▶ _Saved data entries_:
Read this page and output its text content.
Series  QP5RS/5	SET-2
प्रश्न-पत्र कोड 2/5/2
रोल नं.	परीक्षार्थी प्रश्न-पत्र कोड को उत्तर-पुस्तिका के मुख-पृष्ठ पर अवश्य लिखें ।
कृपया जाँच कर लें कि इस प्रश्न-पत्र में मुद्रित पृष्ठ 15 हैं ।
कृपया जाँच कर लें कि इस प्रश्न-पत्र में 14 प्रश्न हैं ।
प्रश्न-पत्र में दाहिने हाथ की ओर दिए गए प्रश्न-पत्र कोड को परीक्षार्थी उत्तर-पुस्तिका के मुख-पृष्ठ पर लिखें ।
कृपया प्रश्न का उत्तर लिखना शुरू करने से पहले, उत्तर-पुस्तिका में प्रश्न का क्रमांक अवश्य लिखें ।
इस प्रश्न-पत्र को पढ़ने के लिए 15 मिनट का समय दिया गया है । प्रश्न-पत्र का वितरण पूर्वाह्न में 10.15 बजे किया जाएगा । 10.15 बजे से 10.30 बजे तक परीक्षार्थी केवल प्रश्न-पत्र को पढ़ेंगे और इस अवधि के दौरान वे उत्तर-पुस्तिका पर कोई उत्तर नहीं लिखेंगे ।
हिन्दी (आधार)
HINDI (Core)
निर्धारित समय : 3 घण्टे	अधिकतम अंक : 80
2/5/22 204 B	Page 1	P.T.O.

---

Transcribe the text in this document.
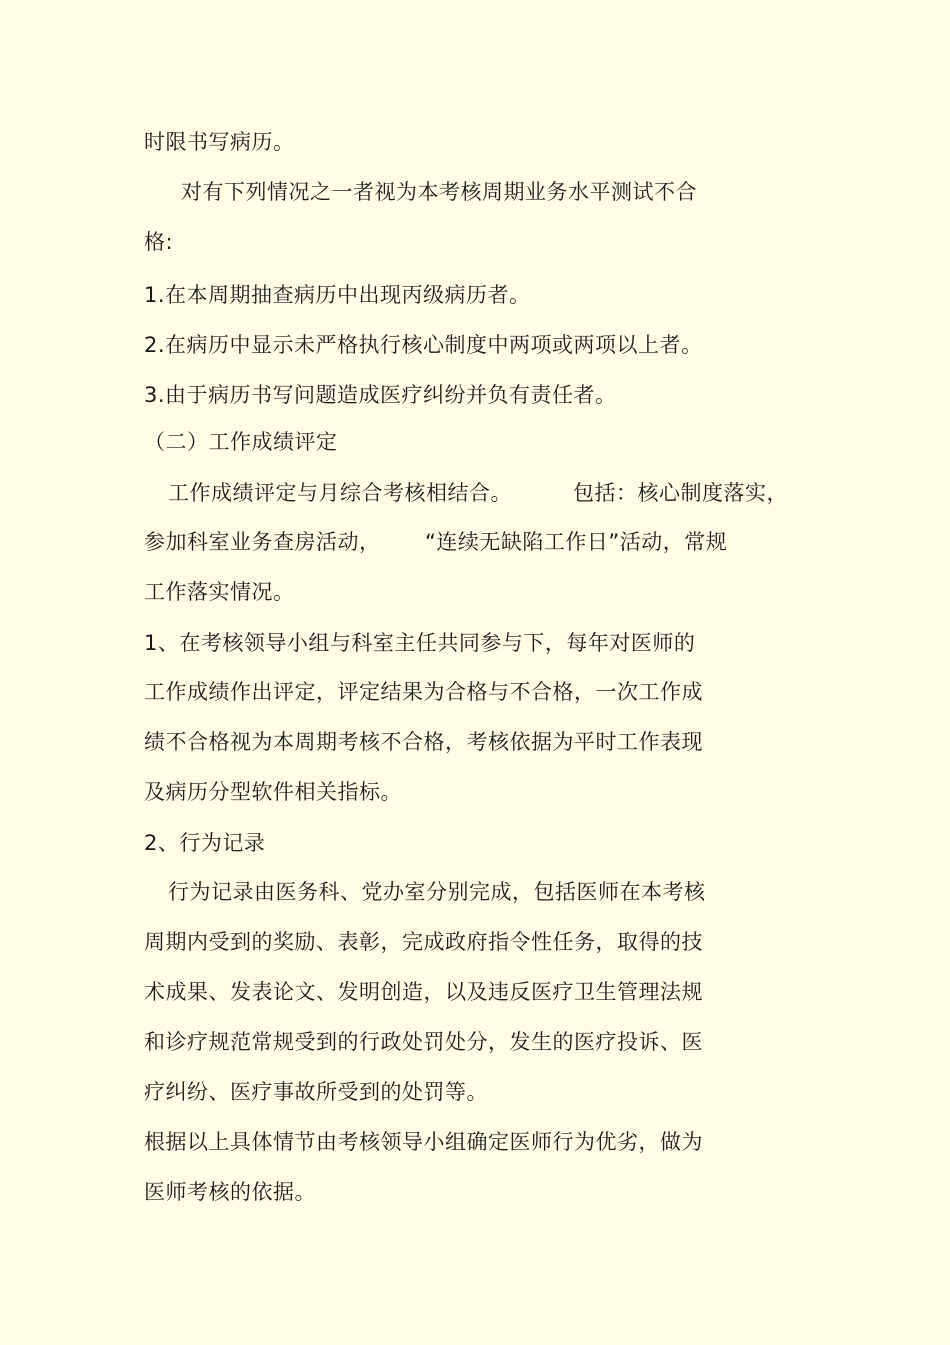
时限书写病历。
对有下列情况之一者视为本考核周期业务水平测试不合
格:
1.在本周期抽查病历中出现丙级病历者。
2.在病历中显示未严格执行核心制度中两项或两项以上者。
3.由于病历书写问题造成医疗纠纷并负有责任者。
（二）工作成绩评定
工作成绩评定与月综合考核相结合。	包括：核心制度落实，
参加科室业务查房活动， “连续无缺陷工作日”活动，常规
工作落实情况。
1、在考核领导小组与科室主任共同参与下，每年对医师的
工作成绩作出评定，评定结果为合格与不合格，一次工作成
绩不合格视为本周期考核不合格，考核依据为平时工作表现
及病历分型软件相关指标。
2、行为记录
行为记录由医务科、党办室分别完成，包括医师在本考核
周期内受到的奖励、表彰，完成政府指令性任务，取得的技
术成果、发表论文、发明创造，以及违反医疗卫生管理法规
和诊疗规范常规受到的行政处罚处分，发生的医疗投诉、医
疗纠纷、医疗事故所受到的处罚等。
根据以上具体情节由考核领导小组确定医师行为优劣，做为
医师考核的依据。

▶ _REQUIREMENTS_: Each line with the string "this" in it needs to be found and copied.

▶ _TASK RESPONSE_:
Read this page and output its text content.
Transcribe the text in this document.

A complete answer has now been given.